*Data provided*

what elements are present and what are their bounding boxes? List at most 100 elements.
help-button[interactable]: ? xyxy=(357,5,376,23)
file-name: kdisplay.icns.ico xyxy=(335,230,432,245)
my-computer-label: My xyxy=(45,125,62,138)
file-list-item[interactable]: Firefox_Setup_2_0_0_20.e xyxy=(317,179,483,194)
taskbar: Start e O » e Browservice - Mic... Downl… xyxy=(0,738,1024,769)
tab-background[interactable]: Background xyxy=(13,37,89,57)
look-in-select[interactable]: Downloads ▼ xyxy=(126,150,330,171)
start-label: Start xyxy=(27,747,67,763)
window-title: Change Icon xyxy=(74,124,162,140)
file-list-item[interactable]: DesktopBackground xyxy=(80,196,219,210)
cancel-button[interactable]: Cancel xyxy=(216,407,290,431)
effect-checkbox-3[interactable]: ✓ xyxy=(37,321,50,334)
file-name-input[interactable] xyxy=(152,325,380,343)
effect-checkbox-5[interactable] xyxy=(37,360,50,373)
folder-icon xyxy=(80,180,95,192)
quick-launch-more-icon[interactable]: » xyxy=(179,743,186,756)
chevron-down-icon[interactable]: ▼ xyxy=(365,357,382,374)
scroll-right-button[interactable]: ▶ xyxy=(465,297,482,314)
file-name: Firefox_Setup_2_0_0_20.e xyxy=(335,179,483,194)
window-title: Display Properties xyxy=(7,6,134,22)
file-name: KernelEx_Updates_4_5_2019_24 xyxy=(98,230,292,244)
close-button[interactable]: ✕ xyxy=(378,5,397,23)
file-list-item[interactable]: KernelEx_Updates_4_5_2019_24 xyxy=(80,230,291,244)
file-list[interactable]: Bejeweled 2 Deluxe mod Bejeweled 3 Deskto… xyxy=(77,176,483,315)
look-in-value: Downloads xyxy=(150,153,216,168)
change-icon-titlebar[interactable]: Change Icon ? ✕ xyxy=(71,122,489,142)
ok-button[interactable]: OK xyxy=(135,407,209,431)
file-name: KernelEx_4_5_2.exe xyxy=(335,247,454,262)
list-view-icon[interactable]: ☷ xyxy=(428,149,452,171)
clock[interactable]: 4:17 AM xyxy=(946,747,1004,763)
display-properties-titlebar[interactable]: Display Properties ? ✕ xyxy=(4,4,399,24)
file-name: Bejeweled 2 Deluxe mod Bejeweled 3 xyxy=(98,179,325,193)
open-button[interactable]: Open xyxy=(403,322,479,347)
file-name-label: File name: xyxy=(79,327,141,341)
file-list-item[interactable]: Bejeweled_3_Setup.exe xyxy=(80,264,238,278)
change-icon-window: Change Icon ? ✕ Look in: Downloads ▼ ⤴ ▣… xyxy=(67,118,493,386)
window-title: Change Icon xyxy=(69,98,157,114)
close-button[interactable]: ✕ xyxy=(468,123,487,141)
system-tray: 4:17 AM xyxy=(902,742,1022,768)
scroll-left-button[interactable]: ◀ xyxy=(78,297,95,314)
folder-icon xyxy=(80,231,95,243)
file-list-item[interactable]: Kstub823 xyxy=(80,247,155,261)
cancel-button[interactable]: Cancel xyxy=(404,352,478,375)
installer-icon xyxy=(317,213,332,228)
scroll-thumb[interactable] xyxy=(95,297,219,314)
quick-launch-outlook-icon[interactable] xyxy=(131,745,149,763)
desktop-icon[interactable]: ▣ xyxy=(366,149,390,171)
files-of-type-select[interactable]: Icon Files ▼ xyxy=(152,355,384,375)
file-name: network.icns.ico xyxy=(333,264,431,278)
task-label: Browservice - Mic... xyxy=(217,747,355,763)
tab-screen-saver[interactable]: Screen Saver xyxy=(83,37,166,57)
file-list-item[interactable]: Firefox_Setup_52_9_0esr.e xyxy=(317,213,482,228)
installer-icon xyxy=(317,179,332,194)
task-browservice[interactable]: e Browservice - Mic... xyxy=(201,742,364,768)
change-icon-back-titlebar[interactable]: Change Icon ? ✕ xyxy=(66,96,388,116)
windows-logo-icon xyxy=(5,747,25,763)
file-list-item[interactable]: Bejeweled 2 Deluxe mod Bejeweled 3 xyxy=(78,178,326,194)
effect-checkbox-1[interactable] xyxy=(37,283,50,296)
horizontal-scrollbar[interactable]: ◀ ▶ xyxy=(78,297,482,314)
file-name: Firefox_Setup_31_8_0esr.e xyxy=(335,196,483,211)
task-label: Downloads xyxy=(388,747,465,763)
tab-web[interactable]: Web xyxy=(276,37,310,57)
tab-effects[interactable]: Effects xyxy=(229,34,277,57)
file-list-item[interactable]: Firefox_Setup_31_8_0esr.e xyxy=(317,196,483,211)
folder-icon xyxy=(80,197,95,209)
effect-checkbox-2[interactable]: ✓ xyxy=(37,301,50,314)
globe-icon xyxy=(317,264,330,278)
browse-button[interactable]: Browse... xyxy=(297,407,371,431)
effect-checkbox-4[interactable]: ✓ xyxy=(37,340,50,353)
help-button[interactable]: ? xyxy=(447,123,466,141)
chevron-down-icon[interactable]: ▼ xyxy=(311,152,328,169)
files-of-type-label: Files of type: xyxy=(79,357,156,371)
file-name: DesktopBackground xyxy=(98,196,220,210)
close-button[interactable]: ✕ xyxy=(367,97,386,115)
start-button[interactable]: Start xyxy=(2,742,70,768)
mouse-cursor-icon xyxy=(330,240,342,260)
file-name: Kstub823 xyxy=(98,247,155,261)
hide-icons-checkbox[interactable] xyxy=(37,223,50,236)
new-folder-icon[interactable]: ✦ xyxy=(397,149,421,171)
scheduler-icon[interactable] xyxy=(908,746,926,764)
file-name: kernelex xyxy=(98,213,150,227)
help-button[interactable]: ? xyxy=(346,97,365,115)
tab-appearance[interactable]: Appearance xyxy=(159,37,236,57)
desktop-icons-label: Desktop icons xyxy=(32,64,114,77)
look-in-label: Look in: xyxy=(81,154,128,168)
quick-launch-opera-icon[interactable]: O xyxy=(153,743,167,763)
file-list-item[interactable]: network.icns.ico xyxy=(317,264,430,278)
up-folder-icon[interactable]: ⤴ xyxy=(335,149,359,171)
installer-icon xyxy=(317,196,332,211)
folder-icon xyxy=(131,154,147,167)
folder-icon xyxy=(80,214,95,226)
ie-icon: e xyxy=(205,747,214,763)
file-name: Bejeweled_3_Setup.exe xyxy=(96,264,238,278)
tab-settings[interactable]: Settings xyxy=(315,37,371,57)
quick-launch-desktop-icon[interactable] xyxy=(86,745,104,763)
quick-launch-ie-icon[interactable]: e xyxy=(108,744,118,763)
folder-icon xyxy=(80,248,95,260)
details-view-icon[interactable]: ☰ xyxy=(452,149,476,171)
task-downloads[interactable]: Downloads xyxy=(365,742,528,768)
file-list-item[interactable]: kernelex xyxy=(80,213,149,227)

*Written instruction*
Print the data above again, line for line, with no changes.

*Written answer*
what elements are present and what are their bounding boxes? List at most 100 elements.
help-button[interactable]: ? xyxy=(357,5,376,23)
file-name: kdisplay.icns.ico xyxy=(335,230,432,245)
my-computer-label: My xyxy=(45,125,62,138)
file-list-item[interactable]: Firefox_Setup_2_0_0_20.e xyxy=(317,179,483,194)
taskbar: Start e O » e Browservice - Mic... Downl… xyxy=(0,738,1024,769)
tab-background[interactable]: Background xyxy=(13,37,89,57)
look-in-select[interactable]: Downloads ▼ xyxy=(126,150,330,171)
start-label: Start xyxy=(27,747,67,763)
window-title: Change Icon xyxy=(74,124,162,140)
file-list-item[interactable]: DesktopBackground xyxy=(80,196,219,210)
cancel-button[interactable]: Cancel xyxy=(216,407,290,431)
effect-checkbox-3[interactable]: ✓ xyxy=(37,321,50,334)
file-name-input[interactable] xyxy=(152,325,380,343)
effect-checkbox-5[interactable] xyxy=(37,360,50,373)
folder-icon xyxy=(80,180,95,192)
quick-launch-more-icon[interactable]: » xyxy=(179,743,186,756)
chevron-down-icon[interactable]: ▼ xyxy=(365,357,382,374)
scroll-right-button[interactable]: ▶ xyxy=(465,297,482,314)
file-name: Firefox_Setup_2_0_0_20.e xyxy=(335,179,483,194)
window-title: Display Properties xyxy=(7,6,134,22)
file-name: KernelEx_Updates_4_5_2019_24 xyxy=(98,230,292,244)
close-button[interactable]: ✕ xyxy=(378,5,397,23)
file-list-item[interactable]: KernelEx_Updates_4_5_2019_24 xyxy=(80,230,291,244)
file-list[interactable]: Bejeweled 2 Deluxe mod Bejeweled 3 Deskto… xyxy=(77,176,483,315)
look-in-value: Downloads xyxy=(150,153,216,168)
change-icon-titlebar[interactable]: Change Icon ? ✕ xyxy=(71,122,489,142)
ok-button[interactable]: OK xyxy=(135,407,209,431)
file-name: KernelEx_4_5_2.exe xyxy=(335,247,454,262)
list-view-icon[interactable]: ☷ xyxy=(428,149,452,171)
clock[interactable]: 4:17 AM xyxy=(946,747,1004,763)
display-properties-titlebar[interactable]: Display Properties ? ✕ xyxy=(4,4,399,24)
file-name: Bejeweled 2 Deluxe mod Bejeweled 3 xyxy=(98,179,325,193)
open-button[interactable]: Open xyxy=(403,322,479,347)
file-name-label: File name: xyxy=(79,327,141,341)
file-list-item[interactable]: Bejeweled_3_Setup.exe xyxy=(80,264,238,278)
change-icon-window: Change Icon ? ✕ Look in: Downloads ▼ ⤴ ▣… xyxy=(67,118,493,386)
window-title: Change Icon xyxy=(69,98,157,114)
close-button[interactable]: ✕ xyxy=(468,123,487,141)
system-tray: 4:17 AM xyxy=(902,742,1022,768)
scroll-left-button[interactable]: ◀ xyxy=(78,297,95,314)
folder-icon xyxy=(80,231,95,243)
file-list-item[interactable]: Kstub823 xyxy=(80,247,155,261)
cancel-button[interactable]: Cancel xyxy=(404,352,478,375)
installer-icon xyxy=(317,213,332,228)
scroll-thumb[interactable] xyxy=(95,297,219,314)
quick-launch-outlook-icon[interactable] xyxy=(131,745,149,763)
desktop-icon[interactable]: ▣ xyxy=(366,149,390,171)
files-of-type-select[interactable]: Icon Files ▼ xyxy=(152,355,384,375)
file-name: network.icns.ico xyxy=(333,264,431,278)
task-label: Browservice - Mic... xyxy=(217,747,355,763)
tab-screen-saver[interactable]: Screen Saver xyxy=(83,37,166,57)
file-list-item[interactable]: Firefox_Setup_52_9_0esr.e xyxy=(317,213,482,228)
installer-icon xyxy=(317,179,332,194)
task-browservice[interactable]: e Browservice - Mic... xyxy=(201,742,364,768)
change-icon-back-titlebar[interactable]: Change Icon ? ✕ xyxy=(66,96,388,116)
windows-logo-icon xyxy=(5,747,25,763)
file-list-item[interactable]: Bejeweled 2 Deluxe mod Bejeweled 3 xyxy=(78,178,326,194)
effect-checkbox-1[interactable] xyxy=(37,283,50,296)
horizontal-scrollbar[interactable]: ◀ ▶ xyxy=(78,297,482,314)
file-name: Firefox_Setup_31_8_0esr.e xyxy=(335,196,483,211)
task-label: Downloads xyxy=(388,747,465,763)
tab-web[interactable]: Web xyxy=(276,37,310,57)
tab-effects[interactable]: Effects xyxy=(229,34,277,57)
file-list-item[interactable]: Firefox_Setup_31_8_0esr.e xyxy=(317,196,483,211)
folder-icon xyxy=(80,197,95,209)
effect-checkbox-2[interactable]: ✓ xyxy=(37,301,50,314)
globe-icon xyxy=(317,264,330,278)
browse-button[interactable]: Browse... xyxy=(297,407,371,431)
effect-checkbox-4[interactable]: ✓ xyxy=(37,340,50,353)
help-button[interactable]: ? xyxy=(447,123,466,141)
chevron-down-icon[interactable]: ▼ xyxy=(311,152,328,169)
files-of-type-label: Files of type: xyxy=(79,357,156,371)
file-name: DesktopBackground xyxy=(98,196,220,210)
close-button[interactable]: ✕ xyxy=(367,97,386,115)
start-button[interactable]: Start xyxy=(2,742,70,768)
mouse-cursor-icon xyxy=(330,240,342,260)
file-name: Kstub823 xyxy=(98,247,155,261)
hide-icons-checkbox[interactable] xyxy=(37,223,50,236)
new-folder-icon[interactable]: ✦ xyxy=(397,149,421,171)
scheduler-icon[interactable] xyxy=(908,746,926,764)
file-name: kernelex xyxy=(98,213,150,227)
help-button[interactable]: ? xyxy=(346,97,365,115)
tab-appearance[interactable]: Appearance xyxy=(159,37,236,57)
desktop-icons-label: Desktop icons xyxy=(32,64,114,77)
look-in-label: Look in: xyxy=(81,154,128,168)
quick-launch-opera-icon[interactable]: O xyxy=(153,743,167,763)
file-list-item[interactable]: network.icns.ico xyxy=(317,264,430,278)
up-folder-icon[interactable]: ⤴ xyxy=(335,149,359,171)
installer-icon xyxy=(317,196,332,211)
folder-icon xyxy=(131,154,147,167)
folder-icon xyxy=(80,214,95,226)
ie-icon: e xyxy=(205,747,214,763)
file-name: Bejeweled_3_Setup.exe xyxy=(96,264,238,278)
tab-settings[interactable]: Settings xyxy=(315,37,371,57)
quick-launch-desktop-icon[interactable] xyxy=(86,745,104,763)
quick-launch-ie-icon[interactable]: e xyxy=(108,744,118,763)
folder-icon xyxy=(80,248,95,260)
details-view-icon[interactable]: ☰ xyxy=(452,149,476,171)
task-downloads[interactable]: Downloads xyxy=(365,742,528,768)
file-list-item[interactable]: kernelex xyxy=(80,213,149,227)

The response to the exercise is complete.